→ Short problem
Find the number of lines containing the string "バックエンド" in the data. Answer with the number by itself.

(Stored data entries)
┄┄┄┄┄┄┄┄┄┄┄┄┄┄┄┄┄┄┄┄

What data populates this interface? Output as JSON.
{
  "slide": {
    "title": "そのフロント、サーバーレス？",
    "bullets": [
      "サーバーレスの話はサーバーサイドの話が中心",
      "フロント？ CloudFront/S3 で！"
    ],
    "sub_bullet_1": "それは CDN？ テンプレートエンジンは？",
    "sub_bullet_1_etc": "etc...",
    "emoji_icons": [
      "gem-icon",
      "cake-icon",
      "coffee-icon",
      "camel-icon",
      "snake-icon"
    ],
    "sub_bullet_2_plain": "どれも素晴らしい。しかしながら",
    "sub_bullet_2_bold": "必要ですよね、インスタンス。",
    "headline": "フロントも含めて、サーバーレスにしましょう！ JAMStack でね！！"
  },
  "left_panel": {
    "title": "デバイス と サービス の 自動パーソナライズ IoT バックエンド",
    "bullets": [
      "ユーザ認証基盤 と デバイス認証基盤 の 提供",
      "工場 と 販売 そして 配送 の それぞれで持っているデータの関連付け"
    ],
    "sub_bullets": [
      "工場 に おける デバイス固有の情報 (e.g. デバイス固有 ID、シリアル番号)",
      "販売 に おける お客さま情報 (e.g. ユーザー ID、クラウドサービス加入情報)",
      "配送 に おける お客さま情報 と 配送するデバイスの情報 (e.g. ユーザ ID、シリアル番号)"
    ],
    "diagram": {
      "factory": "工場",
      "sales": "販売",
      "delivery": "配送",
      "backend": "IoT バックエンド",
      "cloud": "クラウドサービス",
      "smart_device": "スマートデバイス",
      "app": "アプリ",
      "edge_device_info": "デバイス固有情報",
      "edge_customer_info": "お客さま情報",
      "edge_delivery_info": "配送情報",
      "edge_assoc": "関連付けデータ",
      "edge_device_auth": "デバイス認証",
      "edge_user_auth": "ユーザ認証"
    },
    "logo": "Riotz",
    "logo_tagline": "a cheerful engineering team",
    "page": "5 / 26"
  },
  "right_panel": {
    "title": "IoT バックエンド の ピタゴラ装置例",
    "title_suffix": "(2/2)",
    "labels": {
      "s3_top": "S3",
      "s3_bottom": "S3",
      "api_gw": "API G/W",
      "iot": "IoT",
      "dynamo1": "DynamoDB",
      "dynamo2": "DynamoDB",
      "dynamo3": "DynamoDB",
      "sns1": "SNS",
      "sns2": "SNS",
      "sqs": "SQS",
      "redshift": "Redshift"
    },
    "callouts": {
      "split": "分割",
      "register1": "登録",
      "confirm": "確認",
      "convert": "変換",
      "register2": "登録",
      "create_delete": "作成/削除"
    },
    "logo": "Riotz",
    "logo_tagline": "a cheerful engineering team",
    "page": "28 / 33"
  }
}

┄┄┄┄┄┄┄┄┄┄┄┄┄┄┄┄┄┄┄┄

→ Response to this task
3